:: Dataset extract
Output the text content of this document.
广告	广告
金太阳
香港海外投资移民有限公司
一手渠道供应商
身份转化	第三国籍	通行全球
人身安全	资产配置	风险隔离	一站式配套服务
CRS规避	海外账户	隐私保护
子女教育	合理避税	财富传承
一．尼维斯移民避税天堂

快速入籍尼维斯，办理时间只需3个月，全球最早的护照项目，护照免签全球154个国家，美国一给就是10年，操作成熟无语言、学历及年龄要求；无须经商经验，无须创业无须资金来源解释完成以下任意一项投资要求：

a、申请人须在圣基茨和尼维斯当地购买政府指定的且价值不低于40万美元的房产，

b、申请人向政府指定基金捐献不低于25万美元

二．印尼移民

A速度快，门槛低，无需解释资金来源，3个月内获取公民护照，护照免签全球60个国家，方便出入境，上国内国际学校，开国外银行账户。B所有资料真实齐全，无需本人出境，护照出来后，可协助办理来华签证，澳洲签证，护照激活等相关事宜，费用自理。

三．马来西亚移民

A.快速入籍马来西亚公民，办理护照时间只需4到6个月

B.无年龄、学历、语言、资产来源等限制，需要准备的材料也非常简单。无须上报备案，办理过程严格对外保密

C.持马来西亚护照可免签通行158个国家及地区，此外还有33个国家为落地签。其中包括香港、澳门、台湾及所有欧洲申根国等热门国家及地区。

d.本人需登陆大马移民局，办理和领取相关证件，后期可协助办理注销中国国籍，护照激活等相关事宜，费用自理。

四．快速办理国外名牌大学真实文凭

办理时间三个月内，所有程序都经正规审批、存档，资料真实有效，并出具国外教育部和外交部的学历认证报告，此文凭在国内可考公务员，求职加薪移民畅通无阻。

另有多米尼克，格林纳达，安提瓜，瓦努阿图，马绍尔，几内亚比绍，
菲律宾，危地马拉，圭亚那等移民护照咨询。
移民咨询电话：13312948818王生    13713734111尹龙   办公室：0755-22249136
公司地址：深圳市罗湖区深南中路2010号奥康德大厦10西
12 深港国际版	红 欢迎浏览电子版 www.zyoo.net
::::
### Instruction
Every entry must be retyped in full, exactly as given.

### Task answer
Output the text content of this document.
广告	广告
金太阳
香港海外投资移民有限公司
一手渠道供应商
身份转化	第三国籍	通行全球
人身安全	资产配置	风险隔离	一站式配套服务
CRS规避	海外账户	隐私保护
子女教育	合理避税	财富传承
一．尼维斯移民避税天堂

快速入籍尼维斯，办理时间只需3个月，全球最早的护照项目，护照免签全球154个国家，美国一给就是10年，操作成熟无语言、学历及年龄要求；无须经商经验，无须创业无须资金来源解释完成以下任意一项投资要求：

a、申请人须在圣基茨和尼维斯当地购买政府指定的且价值不低于40万美元的房产，

b、申请人向政府指定基金捐献不低于25万美元

二．印尼移民

A速度快，门槛低，无需解释资金来源，3个月内获取公民护照，护照免签全球60个国家，方便出入境，上国内国际学校，开国外银行账户。B所有资料真实齐全，无需本人出境，护照出来后，可协助办理来华签证，澳洲签证，护照激活等相关事宜，费用自理。

三．马来西亚移民

A.快速入籍马来西亚公民，办理护照时间只需4到6个月

B.无年龄、学历、语言、资产来源等限制，需要准备的材料也非常简单。无须上报备案，办理过程严格对外保密

C.持马来西亚护照可免签通行158个国家及地区，此外还有33个国家为落地签。其中包括香港、澳门、台湾及所有欧洲申根国等热门国家及地区。

d.本人需登陆大马移民局，办理和领取相关证件，后期可协助办理注销中国国籍，护照激活等相关事宜，费用自理。

四．快速办理国外名牌大学真实文凭

办理时间三个月内，所有程序都经正规审批、存档，资料真实有效，并出具国外教育部和外交部的学历认证报告，此文凭在国内可考公务员，求职加薪移民畅通无阻。

另有多米尼克，格林纳达，安提瓜，瓦努阿图，马绍尔，几内亚比绍，
菲律宾，危地马拉，圭亚那等移民护照咨询。
移民咨询电话：13312948818王生    13713734111尹龙   办公室：0755-22249136
公司地址：深圳市罗湖区深南中路2010号奥康德大厦10西
12 深港国际版	红 欢迎浏览电子版 www.zyoo.net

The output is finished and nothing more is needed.